■ Work to do
Reproduce the records word for word, starting with their first line and going on through the line that contains "- district-ktp-select[interactable]: KEC.".
** Start Recorded information **
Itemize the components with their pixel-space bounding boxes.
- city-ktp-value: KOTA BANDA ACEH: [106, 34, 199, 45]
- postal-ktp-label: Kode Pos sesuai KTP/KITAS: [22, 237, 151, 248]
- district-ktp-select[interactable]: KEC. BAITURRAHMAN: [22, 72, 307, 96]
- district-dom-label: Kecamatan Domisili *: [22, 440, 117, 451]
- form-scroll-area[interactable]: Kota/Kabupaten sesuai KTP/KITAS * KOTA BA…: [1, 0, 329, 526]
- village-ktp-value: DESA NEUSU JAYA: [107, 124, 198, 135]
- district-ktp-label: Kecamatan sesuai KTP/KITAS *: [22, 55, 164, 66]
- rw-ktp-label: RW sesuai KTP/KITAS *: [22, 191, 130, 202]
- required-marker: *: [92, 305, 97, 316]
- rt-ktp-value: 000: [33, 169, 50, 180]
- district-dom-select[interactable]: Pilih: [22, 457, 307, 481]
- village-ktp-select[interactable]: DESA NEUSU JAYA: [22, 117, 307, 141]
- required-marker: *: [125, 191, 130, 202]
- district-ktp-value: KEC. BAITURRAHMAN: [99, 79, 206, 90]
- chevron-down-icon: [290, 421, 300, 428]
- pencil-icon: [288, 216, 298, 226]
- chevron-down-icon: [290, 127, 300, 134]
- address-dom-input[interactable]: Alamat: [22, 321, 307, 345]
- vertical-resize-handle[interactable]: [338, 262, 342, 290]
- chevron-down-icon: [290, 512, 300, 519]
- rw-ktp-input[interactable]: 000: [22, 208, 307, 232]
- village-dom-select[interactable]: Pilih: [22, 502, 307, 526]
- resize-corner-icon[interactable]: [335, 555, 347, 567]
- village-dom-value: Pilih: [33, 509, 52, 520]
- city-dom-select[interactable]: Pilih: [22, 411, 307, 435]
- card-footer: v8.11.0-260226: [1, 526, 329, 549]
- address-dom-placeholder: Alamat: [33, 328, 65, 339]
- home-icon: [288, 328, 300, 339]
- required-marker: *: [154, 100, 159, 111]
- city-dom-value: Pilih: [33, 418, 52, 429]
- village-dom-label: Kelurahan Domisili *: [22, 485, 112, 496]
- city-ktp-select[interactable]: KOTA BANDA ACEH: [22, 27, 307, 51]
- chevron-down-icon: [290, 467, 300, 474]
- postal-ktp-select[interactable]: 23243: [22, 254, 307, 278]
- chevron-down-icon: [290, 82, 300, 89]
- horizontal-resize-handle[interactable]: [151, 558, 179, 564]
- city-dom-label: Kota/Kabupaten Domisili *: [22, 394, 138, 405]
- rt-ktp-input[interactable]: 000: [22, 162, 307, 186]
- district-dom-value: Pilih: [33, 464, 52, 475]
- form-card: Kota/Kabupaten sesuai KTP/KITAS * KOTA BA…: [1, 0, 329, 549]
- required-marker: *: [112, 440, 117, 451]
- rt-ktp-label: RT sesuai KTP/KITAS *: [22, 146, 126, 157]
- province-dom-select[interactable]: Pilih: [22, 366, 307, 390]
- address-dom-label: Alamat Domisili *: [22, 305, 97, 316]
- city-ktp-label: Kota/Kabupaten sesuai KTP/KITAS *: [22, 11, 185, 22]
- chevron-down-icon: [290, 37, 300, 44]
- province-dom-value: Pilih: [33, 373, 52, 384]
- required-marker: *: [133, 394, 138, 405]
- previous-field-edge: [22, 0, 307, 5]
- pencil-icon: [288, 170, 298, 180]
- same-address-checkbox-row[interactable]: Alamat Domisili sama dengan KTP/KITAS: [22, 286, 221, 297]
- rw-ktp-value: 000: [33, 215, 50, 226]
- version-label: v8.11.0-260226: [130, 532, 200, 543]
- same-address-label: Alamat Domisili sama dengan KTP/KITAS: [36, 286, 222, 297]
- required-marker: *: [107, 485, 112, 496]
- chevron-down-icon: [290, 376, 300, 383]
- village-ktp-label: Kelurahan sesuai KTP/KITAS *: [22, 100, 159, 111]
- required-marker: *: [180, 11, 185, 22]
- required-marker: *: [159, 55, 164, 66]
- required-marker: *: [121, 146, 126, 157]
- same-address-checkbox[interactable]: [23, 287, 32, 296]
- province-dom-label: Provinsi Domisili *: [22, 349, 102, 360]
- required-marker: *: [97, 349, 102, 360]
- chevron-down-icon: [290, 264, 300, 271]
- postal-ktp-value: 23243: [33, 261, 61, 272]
** End Recorded information **
■ Reply
Itemize the components with their pixel-space bounding boxes.
- city-ktp-value: KOTA BANDA ACEH: [106, 34, 199, 45]
- postal-ktp-label: Kode Pos sesuai KTP/KITAS: [22, 237, 151, 248]
- district-ktp-select[interactable]: KEC. BAITURRAHMAN: [22, 72, 307, 96]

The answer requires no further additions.